Extracted records
────────────────────

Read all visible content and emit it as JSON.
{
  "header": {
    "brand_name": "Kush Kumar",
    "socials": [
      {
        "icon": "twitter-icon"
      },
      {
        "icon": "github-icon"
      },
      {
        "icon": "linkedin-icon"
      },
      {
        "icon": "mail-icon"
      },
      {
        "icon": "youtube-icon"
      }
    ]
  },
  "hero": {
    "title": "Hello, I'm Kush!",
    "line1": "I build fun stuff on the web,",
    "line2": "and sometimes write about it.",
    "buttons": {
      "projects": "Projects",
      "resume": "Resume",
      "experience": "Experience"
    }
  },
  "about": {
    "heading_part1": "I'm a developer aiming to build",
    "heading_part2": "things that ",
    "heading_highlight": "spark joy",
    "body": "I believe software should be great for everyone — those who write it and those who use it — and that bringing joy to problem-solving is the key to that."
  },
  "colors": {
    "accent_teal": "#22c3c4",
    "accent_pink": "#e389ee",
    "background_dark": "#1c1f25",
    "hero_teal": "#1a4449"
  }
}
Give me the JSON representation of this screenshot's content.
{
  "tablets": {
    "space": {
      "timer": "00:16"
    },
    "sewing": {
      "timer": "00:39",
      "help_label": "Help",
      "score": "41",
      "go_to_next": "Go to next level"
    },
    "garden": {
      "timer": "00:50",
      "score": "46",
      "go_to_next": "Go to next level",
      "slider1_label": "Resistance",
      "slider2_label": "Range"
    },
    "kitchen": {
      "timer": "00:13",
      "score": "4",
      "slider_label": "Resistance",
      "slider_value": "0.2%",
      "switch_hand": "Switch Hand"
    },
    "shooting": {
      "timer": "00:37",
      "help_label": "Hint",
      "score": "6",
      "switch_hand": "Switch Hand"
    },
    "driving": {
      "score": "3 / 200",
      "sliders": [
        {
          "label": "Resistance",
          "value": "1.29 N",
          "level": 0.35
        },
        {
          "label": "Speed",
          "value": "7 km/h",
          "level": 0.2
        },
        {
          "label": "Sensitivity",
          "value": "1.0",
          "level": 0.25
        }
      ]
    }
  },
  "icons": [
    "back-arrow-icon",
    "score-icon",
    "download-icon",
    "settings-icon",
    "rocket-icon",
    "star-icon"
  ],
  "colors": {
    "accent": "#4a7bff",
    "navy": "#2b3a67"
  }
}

────────────────────

Copy each line in the data that holds the word "write".

- Solution for this task:
    "line2": "and sometimes write about it.",
    "body": "I believe software should be great for everyone — those who write it and those who use it — and that bringing joy to problem-solving is the key to that."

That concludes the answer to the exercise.